> _Dataset extract_:
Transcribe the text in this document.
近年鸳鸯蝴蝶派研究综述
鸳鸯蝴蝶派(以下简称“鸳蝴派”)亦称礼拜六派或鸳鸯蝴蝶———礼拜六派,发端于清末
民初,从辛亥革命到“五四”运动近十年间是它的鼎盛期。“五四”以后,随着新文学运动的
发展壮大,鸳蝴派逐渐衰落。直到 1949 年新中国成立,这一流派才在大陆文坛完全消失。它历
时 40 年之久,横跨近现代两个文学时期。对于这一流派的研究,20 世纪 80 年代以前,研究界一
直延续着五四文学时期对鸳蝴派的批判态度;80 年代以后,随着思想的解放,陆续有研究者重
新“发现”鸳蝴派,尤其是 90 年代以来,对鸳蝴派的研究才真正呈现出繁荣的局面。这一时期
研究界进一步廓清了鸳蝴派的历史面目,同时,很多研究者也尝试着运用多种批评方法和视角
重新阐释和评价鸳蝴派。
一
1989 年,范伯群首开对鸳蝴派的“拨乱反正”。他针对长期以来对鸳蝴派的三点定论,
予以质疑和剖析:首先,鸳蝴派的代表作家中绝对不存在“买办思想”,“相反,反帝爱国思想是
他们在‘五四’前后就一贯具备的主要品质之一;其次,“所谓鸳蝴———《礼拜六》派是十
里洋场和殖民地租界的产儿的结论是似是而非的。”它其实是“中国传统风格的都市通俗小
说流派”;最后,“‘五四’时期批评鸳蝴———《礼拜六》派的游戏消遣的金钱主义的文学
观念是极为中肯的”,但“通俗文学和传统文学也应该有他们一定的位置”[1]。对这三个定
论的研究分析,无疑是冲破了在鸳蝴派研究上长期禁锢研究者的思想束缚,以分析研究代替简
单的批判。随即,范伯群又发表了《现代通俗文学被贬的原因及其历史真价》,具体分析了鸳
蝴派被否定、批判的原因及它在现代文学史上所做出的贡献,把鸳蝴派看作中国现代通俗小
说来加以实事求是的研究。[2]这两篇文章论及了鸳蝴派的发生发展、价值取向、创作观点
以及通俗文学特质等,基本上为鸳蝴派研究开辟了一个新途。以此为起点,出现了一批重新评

> _Objective_: Return all the data exactly as given.

> _Reply_:
Transcribe the text in this document.
近年鸳鸯蝴蝶派研究综述
鸳鸯蝴蝶派(以下简称“鸳蝴派”)亦称礼拜六派或鸳鸯蝴蝶———礼拜六派,发端于清末
民初,从辛亥革命到“五四”运动近十年间是它的鼎盛期。“五四”以后,随着新文学运动的
发展壮大,鸳蝴派逐渐衰落。直到 1949 年新中国成立,这一流派才在大陆文坛完全消失。它历
时 40 年之久,横跨近现代两个文学时期。对于这一流派的研究,20 世纪 80 年代以前,研究界一
直延续着五四文学时期对鸳蝴派的批判态度;80 年代以后,随着思想的解放,陆续有研究者重
新“发现”鸳蝴派,尤其是 90 年代以来,对鸳蝴派的研究才真正呈现出繁荣的局面。这一时期
研究界进一步廓清了鸳蝴派的历史面目,同时,很多研究者也尝试着运用多种批评方法和视角
重新阐释和评价鸳蝴派。
一
1989 年,范伯群首开对鸳蝴派的“拨乱反正”。他针对长期以来对鸳蝴派的三点定论,
予以质疑和剖析:首先,鸳蝴派的代表作家中绝对不存在“买办思想”,“相反,反帝爱国思想是
他们在‘五四’前后就一贯具备的主要品质之一;其次,“所谓鸳蝴———《礼拜六》派是十
里洋场和殖民地租界的产儿的结论是似是而非的。”它其实是“中国传统风格的都市通俗小
说流派”;最后,“‘五四’时期批评鸳蝴———《礼拜六》派的游戏消遣的金钱主义的文学
观念是极为中肯的”,但“通俗文学和传统文学也应该有他们一定的位置”[1]。对这三个定
论的研究分析,无疑是冲破了在鸳蝴派研究上长期禁锢研究者的思想束缚,以分析研究代替简
单的批判。随即,范伯群又发表了《现代通俗文学被贬的原因及其历史真价》,具体分析了鸳
蝴派被否定、批判的原因及它在现代文学史上所做出的贡献,把鸳蝴派看作中国现代通俗小
说来加以实事求是的研究。[2]这两篇文章论及了鸳蝴派的发生发展、价值取向、创作观点
以及通俗文学特质等,基本上为鸳蝴派研究开辟了一个新途。以此为起点,出现了一批重新评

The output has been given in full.